:: Dataset entries ::
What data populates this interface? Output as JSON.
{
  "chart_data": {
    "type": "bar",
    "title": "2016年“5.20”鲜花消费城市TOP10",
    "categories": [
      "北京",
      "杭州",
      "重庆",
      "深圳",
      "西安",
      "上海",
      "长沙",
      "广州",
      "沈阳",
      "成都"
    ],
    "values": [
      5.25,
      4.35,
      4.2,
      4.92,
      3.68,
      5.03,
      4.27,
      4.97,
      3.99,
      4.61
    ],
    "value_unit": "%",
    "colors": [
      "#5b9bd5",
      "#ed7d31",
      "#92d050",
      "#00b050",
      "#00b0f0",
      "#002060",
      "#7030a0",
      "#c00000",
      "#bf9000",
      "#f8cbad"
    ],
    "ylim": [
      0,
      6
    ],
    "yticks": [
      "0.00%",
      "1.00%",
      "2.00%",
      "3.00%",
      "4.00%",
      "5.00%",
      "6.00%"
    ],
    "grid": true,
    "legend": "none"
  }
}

:: What the task requires ::
Write out the whole listing exactly.

:: Finished exercise ::
What data populates this interface? Output as JSON.
{
  "chart_data": {
    "type": "bar",
    "title": "2016年“5.20”鲜花消费城市TOP10",
    "categories": [
      "北京",
      "杭州",
      "重庆",
      "深圳",
      "西安",
      "上海",
      "长沙",
      "广州",
      "沈阳",
      "成都"
    ],
    "values": [
      5.25,
      4.35,
      4.2,
      4.92,
      3.68,
      5.03,
      4.27,
      4.97,
      3.99,
      4.61
    ],
    "value_unit": "%",
    "colors": [
      "#5b9bd5",
      "#ed7d31",
      "#92d050",
      "#00b050",
      "#00b0f0",
      "#002060",
      "#7030a0",
      "#c00000",
      "#bf9000",
      "#f8cbad"
    ],
    "ylim": [
      0,
      6
    ],
    "yticks": [
      "0.00%",
      "1.00%",
      "2.00%",
      "3.00%",
      "4.00%",
      "5.00%",
      "6.00%"
    ],
    "grid": true,
    "legend": "none"
  }
}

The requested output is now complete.